* What is required: Find the lines that hold the word "type" and return them.

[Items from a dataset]

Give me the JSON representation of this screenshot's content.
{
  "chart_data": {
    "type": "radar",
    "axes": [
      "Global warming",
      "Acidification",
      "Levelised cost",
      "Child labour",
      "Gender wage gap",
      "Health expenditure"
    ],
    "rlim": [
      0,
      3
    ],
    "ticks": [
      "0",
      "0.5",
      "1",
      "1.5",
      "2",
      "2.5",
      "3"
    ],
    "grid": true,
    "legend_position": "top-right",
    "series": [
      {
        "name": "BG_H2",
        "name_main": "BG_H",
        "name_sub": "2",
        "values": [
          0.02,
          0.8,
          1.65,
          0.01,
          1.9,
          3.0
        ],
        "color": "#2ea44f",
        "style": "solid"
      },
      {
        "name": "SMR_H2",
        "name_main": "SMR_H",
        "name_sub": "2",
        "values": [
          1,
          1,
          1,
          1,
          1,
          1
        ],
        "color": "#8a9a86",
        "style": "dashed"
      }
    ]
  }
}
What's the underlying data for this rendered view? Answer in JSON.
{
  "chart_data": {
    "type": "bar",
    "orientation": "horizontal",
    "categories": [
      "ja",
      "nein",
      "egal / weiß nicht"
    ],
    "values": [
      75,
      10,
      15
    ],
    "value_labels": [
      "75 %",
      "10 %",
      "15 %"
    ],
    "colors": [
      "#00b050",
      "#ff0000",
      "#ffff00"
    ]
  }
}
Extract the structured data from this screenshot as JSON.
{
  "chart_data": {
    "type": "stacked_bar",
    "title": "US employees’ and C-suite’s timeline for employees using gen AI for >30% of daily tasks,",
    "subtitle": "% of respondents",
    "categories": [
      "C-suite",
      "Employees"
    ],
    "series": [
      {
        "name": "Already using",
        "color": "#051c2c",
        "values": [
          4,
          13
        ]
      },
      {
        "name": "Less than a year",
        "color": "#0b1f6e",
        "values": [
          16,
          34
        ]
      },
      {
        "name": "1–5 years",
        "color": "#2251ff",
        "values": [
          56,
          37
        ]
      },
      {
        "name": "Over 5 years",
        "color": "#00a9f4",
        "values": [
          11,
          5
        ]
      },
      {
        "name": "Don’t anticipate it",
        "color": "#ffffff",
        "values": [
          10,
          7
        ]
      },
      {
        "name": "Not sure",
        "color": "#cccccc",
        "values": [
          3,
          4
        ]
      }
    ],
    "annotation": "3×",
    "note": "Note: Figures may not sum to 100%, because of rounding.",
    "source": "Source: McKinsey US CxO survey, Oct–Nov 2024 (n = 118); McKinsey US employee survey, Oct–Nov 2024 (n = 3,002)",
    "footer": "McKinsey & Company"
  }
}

* Response:
    "type": "radar",
    "type": "bar",
    "type": "stacked_bar",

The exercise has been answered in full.